Element region listings:
--------
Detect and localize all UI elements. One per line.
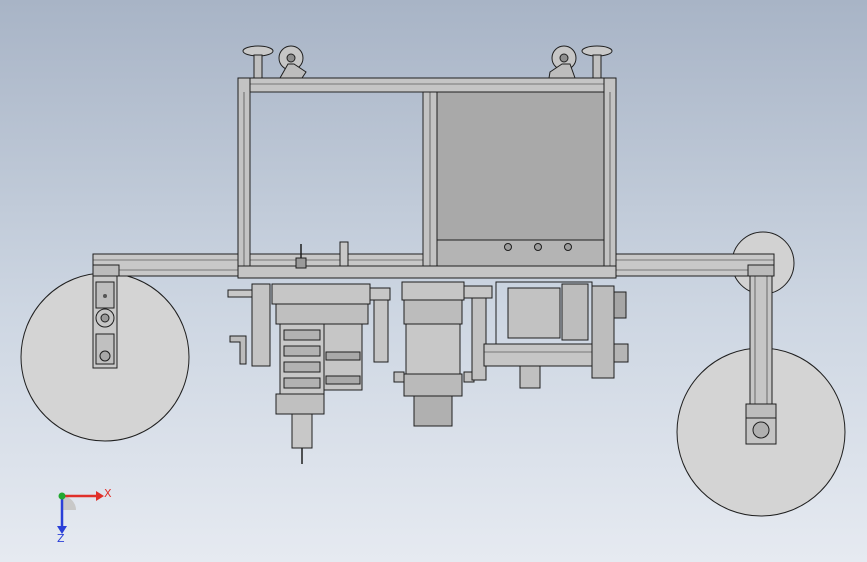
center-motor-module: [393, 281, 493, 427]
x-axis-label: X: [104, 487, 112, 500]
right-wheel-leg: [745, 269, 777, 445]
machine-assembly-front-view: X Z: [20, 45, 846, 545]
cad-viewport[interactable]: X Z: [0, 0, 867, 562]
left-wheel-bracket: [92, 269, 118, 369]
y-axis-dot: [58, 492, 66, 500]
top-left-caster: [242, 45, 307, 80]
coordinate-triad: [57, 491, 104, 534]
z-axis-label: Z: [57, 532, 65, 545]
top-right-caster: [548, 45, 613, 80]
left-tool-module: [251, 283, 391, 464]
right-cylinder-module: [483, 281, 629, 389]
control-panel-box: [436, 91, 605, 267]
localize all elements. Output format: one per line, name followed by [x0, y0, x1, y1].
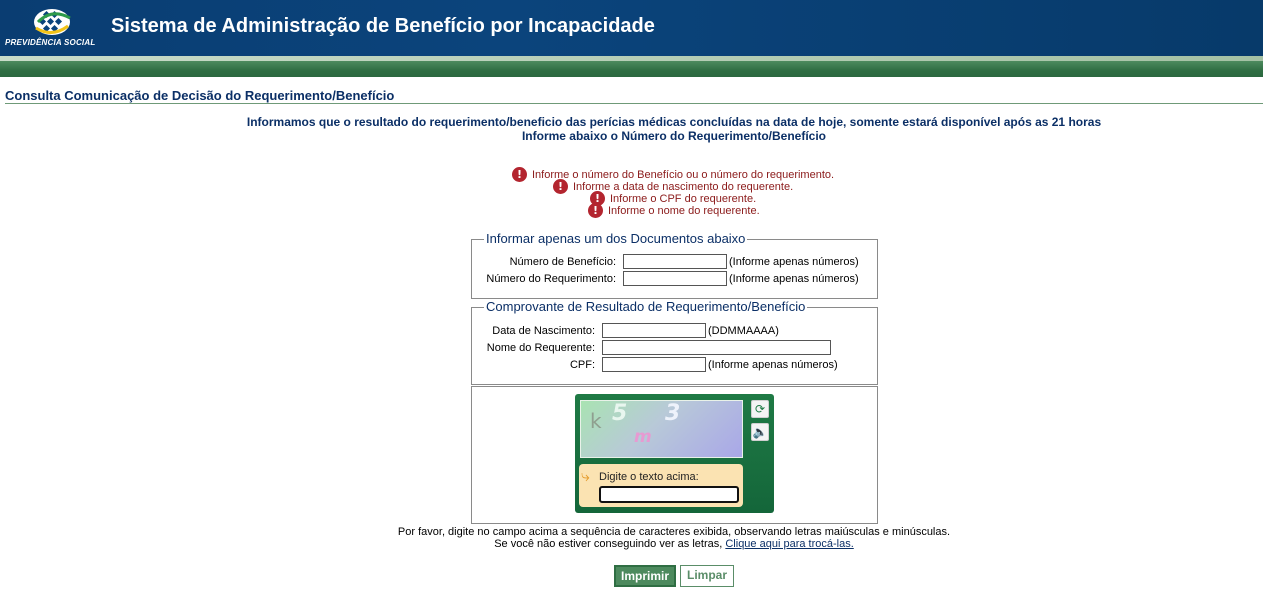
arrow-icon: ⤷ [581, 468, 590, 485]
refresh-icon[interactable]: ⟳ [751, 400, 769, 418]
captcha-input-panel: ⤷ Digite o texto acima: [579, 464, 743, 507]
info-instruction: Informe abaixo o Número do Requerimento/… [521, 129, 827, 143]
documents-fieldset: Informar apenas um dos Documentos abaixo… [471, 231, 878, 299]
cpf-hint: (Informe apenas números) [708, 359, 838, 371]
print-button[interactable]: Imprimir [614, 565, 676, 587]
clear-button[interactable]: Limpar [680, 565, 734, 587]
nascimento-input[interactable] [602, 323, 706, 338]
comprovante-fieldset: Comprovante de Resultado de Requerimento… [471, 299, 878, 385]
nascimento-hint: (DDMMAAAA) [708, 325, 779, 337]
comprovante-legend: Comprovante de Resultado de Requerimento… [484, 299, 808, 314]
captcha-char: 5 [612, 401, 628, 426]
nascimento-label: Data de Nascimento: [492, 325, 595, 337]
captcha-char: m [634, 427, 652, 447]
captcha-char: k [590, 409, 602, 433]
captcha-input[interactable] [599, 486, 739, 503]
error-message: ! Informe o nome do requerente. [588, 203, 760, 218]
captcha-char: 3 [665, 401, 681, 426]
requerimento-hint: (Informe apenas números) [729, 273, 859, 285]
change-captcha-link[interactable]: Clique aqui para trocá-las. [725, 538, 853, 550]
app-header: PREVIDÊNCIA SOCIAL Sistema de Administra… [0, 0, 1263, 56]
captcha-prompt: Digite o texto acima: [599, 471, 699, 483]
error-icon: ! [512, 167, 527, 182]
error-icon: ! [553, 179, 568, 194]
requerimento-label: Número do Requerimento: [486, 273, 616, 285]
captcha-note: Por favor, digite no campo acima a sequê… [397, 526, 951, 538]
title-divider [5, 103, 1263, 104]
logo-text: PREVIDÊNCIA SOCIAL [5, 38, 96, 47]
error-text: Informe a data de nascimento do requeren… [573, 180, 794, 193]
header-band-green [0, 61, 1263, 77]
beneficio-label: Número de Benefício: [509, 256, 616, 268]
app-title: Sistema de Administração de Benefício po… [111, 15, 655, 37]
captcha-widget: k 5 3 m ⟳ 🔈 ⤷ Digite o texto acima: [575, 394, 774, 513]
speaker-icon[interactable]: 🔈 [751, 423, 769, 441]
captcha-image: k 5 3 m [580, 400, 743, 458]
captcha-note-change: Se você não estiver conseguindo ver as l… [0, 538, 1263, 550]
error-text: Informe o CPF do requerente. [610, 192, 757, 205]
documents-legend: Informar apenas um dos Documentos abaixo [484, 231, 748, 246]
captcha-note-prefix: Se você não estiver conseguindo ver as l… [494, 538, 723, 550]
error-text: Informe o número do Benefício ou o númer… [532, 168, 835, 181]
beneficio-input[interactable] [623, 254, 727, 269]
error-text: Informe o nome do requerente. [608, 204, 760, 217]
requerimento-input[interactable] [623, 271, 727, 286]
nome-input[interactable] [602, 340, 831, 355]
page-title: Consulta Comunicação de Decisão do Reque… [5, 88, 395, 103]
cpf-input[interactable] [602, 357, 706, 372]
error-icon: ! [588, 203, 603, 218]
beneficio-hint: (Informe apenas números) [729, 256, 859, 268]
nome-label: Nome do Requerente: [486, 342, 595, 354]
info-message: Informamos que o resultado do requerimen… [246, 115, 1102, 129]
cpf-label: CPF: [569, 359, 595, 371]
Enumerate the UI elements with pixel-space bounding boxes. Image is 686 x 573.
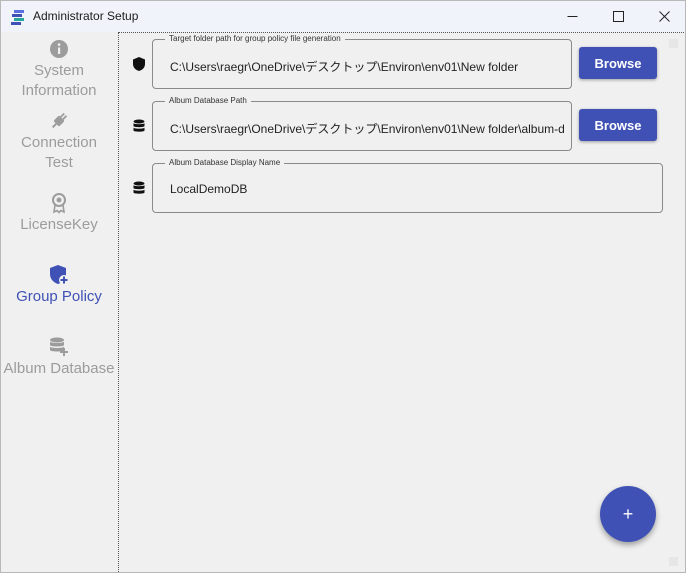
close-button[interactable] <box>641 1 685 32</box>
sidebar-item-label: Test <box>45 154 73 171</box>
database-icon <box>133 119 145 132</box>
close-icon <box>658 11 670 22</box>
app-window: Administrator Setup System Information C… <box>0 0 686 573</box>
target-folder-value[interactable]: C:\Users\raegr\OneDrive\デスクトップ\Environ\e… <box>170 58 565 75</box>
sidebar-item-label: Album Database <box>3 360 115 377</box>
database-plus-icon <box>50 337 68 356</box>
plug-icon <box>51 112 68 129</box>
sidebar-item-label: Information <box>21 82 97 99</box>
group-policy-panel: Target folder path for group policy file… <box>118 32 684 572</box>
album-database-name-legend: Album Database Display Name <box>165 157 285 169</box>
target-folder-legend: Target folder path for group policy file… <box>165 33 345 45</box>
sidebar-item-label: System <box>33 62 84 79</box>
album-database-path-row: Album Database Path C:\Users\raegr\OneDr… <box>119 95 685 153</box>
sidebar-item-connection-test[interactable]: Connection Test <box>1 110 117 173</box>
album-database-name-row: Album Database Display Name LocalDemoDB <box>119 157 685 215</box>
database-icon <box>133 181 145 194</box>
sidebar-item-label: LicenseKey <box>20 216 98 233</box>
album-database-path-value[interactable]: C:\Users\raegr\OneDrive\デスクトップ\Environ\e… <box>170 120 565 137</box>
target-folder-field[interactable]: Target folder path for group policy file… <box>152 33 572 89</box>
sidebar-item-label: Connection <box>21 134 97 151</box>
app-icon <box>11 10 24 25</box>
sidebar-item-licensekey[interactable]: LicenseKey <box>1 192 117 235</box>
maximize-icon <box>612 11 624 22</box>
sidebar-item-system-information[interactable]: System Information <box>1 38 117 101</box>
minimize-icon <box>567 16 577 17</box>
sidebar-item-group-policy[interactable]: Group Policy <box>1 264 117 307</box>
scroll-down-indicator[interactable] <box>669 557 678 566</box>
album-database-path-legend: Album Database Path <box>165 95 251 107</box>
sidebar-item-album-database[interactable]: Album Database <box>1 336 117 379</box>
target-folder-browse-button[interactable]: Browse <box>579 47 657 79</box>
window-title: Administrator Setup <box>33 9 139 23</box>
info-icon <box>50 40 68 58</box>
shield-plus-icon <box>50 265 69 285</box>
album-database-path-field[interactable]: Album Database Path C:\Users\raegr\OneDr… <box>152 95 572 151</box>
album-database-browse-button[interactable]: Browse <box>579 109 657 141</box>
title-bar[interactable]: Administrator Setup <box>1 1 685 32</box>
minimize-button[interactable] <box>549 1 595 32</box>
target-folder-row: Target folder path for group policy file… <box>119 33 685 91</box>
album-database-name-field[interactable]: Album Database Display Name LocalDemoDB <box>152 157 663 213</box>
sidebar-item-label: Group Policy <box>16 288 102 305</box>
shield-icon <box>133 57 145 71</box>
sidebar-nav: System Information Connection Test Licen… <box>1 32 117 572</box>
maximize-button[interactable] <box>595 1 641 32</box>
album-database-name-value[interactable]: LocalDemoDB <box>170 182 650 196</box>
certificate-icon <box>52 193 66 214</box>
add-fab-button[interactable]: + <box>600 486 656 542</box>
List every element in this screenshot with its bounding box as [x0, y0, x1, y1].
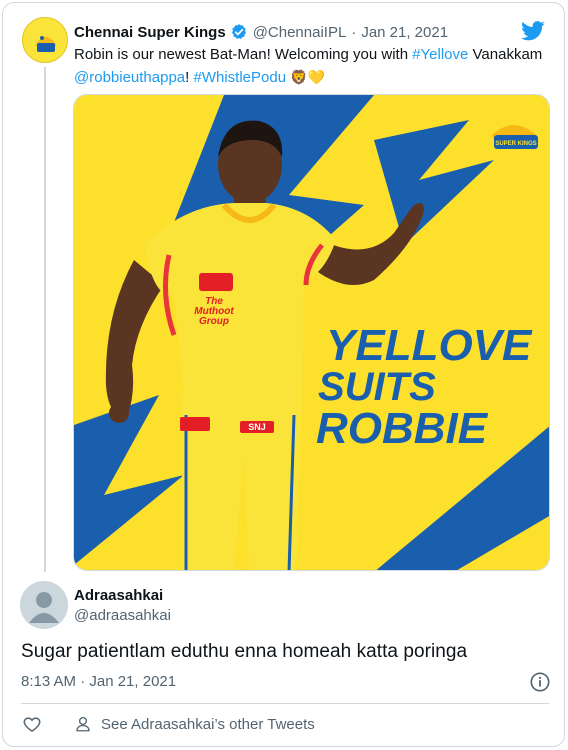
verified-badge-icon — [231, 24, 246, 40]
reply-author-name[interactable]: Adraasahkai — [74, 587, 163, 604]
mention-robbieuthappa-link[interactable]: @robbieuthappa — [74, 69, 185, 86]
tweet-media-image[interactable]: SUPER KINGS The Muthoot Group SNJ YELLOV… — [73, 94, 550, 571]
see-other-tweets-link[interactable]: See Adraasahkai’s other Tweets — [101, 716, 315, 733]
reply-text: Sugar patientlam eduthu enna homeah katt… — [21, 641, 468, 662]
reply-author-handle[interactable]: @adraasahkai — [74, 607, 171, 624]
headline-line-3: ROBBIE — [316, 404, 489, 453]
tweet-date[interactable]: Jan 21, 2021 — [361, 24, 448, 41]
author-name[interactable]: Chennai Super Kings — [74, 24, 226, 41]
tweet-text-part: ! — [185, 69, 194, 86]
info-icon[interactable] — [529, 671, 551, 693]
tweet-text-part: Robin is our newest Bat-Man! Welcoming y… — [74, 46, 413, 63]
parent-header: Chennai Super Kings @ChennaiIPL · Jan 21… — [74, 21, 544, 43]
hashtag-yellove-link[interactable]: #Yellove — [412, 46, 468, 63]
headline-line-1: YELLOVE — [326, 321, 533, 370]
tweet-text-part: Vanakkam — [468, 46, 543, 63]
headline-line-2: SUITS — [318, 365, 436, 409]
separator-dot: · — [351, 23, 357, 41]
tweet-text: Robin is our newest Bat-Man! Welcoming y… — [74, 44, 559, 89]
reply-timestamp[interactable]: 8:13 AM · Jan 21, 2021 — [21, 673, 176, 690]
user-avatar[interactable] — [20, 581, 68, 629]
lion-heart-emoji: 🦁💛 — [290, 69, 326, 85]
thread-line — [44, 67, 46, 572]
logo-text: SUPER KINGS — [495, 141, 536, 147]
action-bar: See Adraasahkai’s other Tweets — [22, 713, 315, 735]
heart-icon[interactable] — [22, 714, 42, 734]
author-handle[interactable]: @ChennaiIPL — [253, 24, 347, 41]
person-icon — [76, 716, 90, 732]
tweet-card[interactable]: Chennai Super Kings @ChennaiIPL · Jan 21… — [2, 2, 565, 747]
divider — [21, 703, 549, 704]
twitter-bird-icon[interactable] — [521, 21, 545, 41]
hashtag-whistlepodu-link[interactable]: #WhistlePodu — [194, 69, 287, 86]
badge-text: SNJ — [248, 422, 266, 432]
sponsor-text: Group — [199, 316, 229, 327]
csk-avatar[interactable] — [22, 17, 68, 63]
--------
▸ **Exercise**:
Put the part of the material that opens with the line containing "close-button[interactable] <box>641 1" and closes with the line containing "sidebar-item-group-policy[interactable]: Group Policy", both ends included, into a Markdown table with the columns Row and Line, numbering each line and leaving out blank lines.

▸ **Output**:
| Row | Line |
|---|---|
| 1 | close-button[interactable] <box>641 1 685 32</box> |
| 2 | sidebar-item-label: Test <box>45 154 73 171</box> |
| 3 | database-icon <box>133 119 145 132</box> |
| 4 | close-icon <box>658 11 670 22</box> |
| 5 | app-window: Administrator Setup System Information C… <box>0 0 686 573</box> |
| 6 | target-folder-value[interactable]: C:\Users\raegr\OneDrive\デスクトップ\Environ\e… <box>170 58 565 75</box> |
| 7 | sidebar-item-label: Album Database <box>3 360 115 377</box> |
| 8 | database-plus-icon <box>50 337 68 356</box> |
| 9 | plug-icon <box>51 112 68 129</box> |
| 10 | sidebar-item-label: Information <box>21 82 97 99</box> |
| 11 | group-policy-panel: Target folder path for group policy file… <box>118 32 684 572</box> |
| 12 | album-database-name-legend: Album Database Display Name <box>165 157 285 169</box> |
| 13 | target-folder-legend: Target folder path for group policy file… <box>165 33 345 45</box> |
| 14 | sidebar-item-label: System <box>33 62 84 79</box> |
| 15 | album-database-path-row: Album Database Path C:\Users\raegr\OneDr… <box>119 95 685 153</box> |
| 16 | sidebar-item-connection-test[interactable]: Connection Test <box>1 110 117 173</box> |
| 17 | album-database-name-row: Album Database Display Name LocalDemoDB <box>119 157 685 215</box> |
| 18 | database-icon <box>133 181 145 194</box> |
| 19 | sidebar-item-label: LicenseKey <box>20 216 98 233</box> |
| 20 | album-database-path-value[interactable]: C:\Users\raegr\OneDrive\デスクトップ\Environ\e… <box>170 120 565 137</box> |
| 21 | target-folder-field[interactable]: Target folder path for group policy file… <box>152 33 572 89</box> |
| 22 | sidebar-item-label: Connection <box>21 134 97 151</box> |
| 23 | app-icon <box>11 10 24 25</box> |
| 24 | sidebar-item-licensekey[interactable]: LicenseKey <box>1 192 117 235</box> |
| 25 | maximize-icon <box>612 11 624 22</box> |
| 26 | sidebar-item-system-information[interactable]: System Information <box>1 38 117 101</box> |
| 27 | minimize-icon <box>567 16 577 17</box> |
| 28 | sidebar-item-group-policy[interactable]: Group Policy <box>1 264 117 307</box> |